DATA SECTION:
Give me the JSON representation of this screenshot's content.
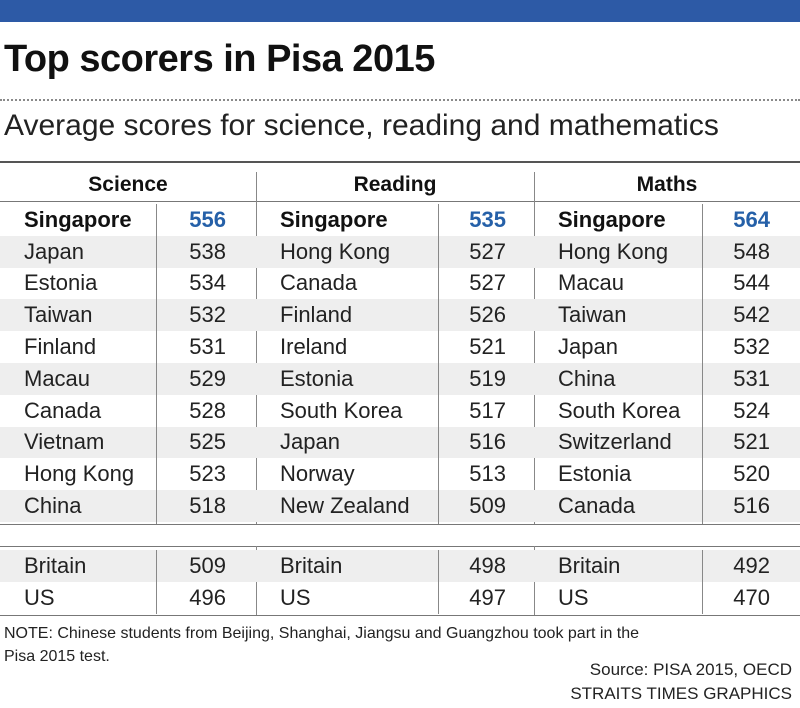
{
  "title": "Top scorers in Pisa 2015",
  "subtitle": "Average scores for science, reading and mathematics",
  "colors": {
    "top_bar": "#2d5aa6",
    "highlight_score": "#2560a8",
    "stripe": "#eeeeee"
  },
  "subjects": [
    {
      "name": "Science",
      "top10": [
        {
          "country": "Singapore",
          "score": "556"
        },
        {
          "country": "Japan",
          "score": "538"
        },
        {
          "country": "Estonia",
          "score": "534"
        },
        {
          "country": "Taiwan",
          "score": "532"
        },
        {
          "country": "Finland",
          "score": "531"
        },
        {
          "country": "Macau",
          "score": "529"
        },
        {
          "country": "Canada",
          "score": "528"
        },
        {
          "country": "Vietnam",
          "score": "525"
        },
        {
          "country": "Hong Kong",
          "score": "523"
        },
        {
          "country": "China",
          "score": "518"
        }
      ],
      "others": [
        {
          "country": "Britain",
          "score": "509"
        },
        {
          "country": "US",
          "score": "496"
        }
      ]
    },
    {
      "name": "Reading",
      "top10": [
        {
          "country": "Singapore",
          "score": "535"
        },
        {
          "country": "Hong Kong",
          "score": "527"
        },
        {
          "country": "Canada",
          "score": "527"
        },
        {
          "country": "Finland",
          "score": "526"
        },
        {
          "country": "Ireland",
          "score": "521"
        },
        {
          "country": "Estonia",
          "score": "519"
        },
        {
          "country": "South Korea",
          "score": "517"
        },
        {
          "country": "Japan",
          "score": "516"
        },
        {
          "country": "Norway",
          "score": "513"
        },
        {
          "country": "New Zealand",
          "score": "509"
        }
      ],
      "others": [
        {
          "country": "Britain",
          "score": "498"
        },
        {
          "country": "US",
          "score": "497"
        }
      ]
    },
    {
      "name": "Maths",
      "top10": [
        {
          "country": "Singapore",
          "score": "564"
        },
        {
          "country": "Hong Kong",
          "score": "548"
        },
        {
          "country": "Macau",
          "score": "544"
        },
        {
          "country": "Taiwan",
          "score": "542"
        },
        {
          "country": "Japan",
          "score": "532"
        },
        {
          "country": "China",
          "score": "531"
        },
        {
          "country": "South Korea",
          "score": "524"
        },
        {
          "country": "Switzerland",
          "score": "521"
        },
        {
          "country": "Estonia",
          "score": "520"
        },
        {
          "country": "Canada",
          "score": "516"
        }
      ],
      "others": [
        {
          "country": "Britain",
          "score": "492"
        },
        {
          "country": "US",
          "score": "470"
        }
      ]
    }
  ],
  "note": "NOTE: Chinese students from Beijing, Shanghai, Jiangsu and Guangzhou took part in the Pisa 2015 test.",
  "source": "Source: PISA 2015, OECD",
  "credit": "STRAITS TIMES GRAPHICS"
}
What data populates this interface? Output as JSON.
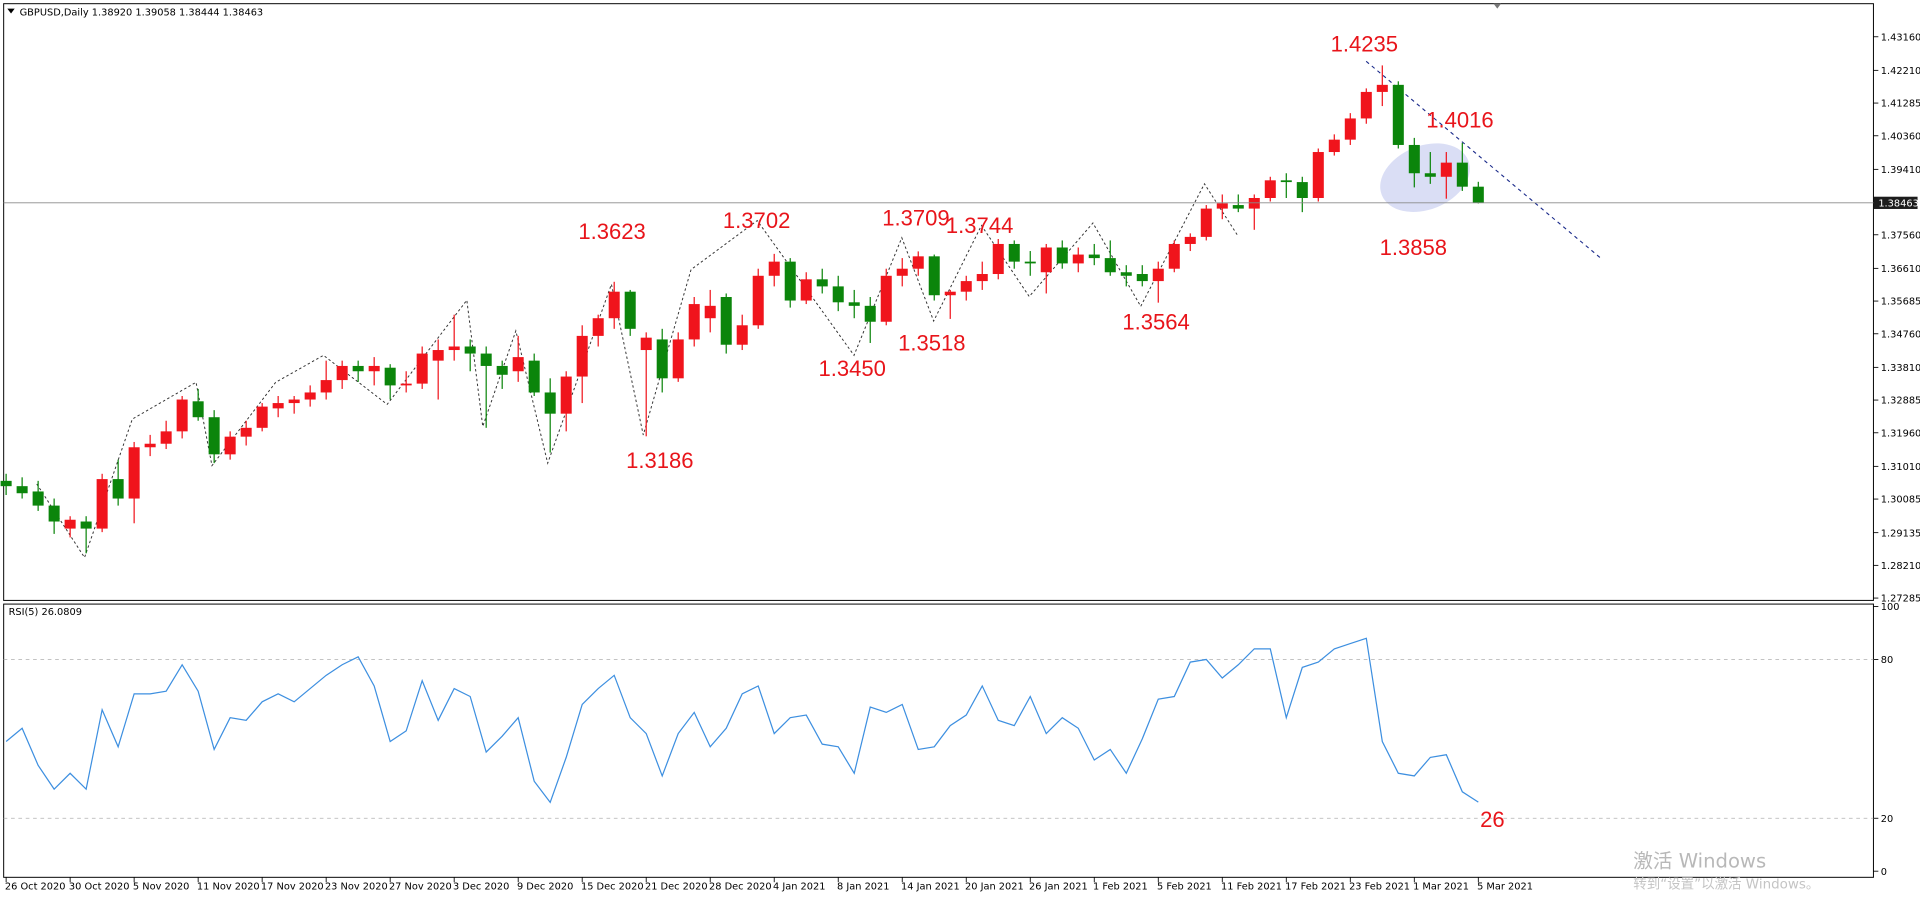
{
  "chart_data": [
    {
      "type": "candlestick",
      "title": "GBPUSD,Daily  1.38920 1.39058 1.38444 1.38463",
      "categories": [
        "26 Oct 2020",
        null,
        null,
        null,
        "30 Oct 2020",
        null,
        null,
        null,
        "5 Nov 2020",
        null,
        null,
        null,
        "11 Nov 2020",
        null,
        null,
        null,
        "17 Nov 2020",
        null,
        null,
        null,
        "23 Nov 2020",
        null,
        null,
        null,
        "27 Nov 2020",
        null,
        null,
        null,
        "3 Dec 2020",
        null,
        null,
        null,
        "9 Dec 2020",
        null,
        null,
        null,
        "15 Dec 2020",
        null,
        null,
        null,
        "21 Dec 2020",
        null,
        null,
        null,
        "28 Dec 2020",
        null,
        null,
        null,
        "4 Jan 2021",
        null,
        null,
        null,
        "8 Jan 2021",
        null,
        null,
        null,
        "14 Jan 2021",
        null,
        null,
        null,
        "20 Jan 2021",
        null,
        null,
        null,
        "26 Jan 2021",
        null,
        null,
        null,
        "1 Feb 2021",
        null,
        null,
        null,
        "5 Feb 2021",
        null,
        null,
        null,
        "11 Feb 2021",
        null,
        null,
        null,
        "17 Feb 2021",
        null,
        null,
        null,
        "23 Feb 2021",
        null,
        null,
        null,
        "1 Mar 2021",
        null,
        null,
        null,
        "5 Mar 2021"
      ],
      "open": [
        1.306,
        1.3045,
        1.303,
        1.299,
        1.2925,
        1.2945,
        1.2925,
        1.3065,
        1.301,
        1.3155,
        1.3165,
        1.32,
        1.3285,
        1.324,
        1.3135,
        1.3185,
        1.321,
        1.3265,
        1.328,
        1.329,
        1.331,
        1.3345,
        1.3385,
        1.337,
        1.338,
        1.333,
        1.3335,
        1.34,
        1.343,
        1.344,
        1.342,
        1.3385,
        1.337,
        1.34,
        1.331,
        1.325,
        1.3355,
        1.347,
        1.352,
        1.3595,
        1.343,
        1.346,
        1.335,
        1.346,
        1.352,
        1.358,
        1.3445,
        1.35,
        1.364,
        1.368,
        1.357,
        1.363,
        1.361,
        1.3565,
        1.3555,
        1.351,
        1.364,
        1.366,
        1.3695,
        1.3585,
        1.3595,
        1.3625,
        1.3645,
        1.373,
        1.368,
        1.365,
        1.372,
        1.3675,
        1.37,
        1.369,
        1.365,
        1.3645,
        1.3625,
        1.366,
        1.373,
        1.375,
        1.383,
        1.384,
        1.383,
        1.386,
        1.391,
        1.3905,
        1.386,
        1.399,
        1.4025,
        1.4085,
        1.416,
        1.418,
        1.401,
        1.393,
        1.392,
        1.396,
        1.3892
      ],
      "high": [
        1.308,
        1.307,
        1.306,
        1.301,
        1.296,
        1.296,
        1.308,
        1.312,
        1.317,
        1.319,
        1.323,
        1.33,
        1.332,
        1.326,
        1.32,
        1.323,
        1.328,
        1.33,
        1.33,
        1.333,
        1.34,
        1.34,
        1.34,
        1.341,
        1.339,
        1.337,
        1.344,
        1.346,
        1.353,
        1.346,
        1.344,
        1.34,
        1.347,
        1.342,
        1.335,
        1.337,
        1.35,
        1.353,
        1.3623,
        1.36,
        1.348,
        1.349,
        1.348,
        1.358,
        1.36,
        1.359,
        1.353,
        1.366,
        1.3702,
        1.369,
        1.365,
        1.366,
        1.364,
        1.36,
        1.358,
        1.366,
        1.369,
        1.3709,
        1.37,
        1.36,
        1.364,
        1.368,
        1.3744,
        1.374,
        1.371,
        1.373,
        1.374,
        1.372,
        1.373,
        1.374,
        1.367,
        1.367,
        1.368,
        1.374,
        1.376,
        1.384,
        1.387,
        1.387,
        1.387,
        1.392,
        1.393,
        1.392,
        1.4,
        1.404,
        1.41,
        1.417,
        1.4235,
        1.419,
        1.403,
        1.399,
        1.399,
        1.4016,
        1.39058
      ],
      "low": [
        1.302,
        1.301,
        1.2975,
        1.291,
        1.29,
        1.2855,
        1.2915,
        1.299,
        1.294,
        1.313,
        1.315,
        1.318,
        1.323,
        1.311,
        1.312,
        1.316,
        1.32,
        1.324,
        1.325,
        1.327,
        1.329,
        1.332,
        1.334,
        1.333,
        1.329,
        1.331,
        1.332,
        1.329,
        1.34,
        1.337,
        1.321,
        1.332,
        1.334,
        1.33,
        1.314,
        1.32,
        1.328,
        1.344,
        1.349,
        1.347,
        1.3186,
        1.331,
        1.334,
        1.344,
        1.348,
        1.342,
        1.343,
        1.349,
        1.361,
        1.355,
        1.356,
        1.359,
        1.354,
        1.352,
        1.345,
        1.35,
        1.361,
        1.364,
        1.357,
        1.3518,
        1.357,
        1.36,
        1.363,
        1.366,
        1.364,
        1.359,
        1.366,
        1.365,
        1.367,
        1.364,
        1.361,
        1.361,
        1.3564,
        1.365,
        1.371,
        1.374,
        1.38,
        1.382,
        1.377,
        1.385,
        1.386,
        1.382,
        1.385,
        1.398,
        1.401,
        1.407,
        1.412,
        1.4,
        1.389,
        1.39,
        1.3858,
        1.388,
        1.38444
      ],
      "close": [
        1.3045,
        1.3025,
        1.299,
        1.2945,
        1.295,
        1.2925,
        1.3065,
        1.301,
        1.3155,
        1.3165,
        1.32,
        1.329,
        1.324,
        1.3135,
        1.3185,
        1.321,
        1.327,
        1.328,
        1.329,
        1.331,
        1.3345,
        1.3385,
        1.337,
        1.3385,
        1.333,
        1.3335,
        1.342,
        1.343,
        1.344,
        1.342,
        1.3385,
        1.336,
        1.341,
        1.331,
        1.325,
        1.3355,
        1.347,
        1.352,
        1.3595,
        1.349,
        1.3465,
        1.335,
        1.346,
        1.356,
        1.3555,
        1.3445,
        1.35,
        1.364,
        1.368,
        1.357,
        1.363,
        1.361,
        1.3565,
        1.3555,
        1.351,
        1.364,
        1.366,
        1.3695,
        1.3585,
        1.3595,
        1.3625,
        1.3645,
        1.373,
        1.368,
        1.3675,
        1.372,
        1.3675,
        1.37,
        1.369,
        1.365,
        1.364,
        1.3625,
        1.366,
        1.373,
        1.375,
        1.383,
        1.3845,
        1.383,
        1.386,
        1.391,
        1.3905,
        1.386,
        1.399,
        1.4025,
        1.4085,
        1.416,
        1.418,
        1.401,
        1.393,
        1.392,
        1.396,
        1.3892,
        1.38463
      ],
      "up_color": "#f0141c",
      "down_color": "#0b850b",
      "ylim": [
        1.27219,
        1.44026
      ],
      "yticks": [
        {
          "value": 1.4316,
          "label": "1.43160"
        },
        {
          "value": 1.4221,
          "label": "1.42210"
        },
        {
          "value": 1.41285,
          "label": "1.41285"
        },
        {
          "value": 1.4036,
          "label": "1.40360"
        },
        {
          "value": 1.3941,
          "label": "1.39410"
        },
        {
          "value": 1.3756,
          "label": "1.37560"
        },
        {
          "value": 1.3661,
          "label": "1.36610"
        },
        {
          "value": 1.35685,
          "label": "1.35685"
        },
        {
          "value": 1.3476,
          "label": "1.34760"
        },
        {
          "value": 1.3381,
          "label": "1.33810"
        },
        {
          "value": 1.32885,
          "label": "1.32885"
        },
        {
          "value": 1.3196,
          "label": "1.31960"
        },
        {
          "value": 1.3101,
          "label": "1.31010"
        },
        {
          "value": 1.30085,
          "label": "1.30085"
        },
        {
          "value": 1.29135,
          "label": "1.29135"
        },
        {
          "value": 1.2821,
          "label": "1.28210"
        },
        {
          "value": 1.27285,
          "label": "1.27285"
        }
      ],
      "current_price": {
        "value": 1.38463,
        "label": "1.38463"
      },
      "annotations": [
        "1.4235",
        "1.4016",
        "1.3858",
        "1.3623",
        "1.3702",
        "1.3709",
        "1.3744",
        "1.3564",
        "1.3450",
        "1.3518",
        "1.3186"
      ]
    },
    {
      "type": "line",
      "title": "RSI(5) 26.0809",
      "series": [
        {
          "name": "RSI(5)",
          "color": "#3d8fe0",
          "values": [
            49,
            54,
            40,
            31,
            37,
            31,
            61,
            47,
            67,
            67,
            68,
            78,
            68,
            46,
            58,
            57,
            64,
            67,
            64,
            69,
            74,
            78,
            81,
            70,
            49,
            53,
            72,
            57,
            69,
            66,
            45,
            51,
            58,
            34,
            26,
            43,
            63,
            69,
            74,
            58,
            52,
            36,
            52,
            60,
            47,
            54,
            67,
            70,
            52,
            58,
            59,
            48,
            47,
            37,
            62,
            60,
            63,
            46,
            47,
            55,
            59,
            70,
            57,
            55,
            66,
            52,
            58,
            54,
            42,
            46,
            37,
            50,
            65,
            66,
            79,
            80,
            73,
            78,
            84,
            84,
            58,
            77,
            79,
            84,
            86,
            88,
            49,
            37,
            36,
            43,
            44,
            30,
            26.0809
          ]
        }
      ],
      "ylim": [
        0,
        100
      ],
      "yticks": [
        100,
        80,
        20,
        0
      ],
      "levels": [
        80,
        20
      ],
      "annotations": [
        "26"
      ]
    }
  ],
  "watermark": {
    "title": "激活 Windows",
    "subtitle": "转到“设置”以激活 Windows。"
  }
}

--

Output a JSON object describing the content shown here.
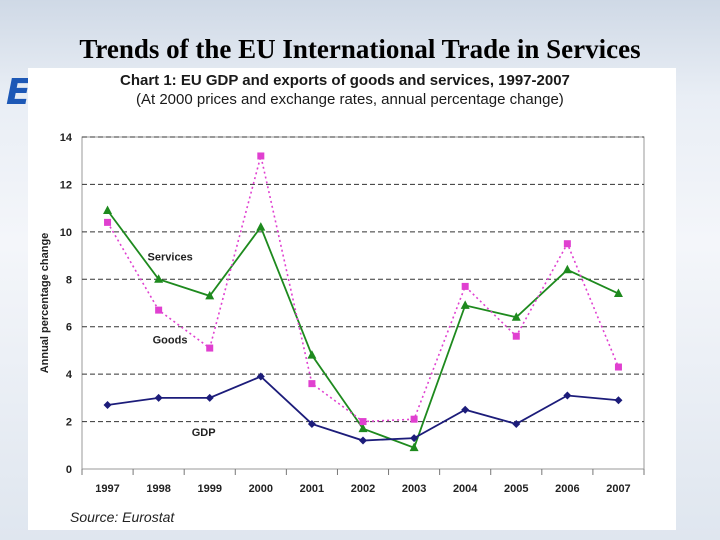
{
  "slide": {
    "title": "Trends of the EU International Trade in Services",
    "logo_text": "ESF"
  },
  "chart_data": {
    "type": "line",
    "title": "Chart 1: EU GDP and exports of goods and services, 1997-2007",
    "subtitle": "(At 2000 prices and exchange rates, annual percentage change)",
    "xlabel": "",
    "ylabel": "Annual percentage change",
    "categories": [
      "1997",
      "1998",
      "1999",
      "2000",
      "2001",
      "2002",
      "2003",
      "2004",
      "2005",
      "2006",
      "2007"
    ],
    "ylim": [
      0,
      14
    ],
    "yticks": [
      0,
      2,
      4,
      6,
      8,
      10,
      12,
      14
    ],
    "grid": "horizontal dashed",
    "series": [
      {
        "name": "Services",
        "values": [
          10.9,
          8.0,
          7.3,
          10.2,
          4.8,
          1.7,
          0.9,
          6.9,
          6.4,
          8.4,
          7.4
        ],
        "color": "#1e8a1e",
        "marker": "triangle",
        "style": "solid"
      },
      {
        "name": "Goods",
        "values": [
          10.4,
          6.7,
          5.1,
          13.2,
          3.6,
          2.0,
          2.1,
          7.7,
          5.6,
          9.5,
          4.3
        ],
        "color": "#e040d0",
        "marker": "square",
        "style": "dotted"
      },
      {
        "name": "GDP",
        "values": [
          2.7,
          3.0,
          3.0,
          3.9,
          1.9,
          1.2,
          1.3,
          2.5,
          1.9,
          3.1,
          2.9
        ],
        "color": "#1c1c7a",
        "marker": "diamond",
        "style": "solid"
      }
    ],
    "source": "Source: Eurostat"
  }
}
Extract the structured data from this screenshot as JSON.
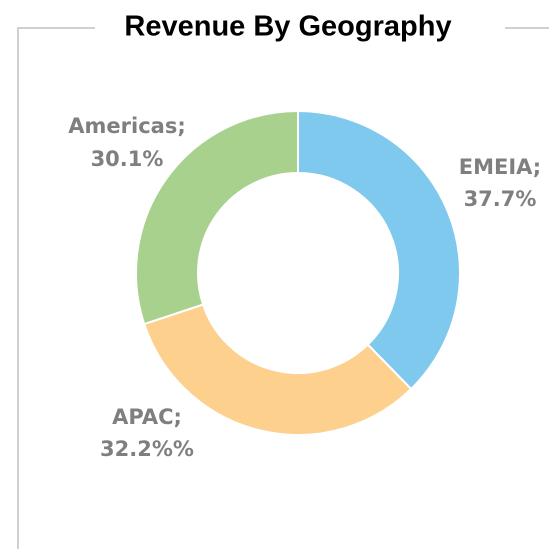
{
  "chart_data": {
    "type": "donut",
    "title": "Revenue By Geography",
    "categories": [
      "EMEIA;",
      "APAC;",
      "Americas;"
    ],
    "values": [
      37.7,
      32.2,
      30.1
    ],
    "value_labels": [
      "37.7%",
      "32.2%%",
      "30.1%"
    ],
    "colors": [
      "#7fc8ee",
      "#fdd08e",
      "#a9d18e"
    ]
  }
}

...

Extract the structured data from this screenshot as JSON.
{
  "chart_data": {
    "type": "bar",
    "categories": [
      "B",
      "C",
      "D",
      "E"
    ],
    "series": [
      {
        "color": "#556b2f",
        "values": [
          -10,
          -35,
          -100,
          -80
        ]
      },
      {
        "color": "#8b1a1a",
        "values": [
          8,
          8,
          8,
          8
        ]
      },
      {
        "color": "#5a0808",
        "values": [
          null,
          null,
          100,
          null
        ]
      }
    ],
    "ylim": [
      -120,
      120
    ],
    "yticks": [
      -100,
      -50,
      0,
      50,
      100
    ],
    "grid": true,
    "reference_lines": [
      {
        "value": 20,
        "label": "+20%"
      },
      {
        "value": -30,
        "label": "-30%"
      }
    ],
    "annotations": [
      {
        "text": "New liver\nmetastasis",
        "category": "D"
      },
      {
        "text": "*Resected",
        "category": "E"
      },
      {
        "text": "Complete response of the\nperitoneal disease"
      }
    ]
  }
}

WHAT IS BEING ASKED: Pull every line containing "Output" out of the records.

FINAL RESULT:
What data populates this interface? Output as JSON.
Output a JSON object describing the content shown here.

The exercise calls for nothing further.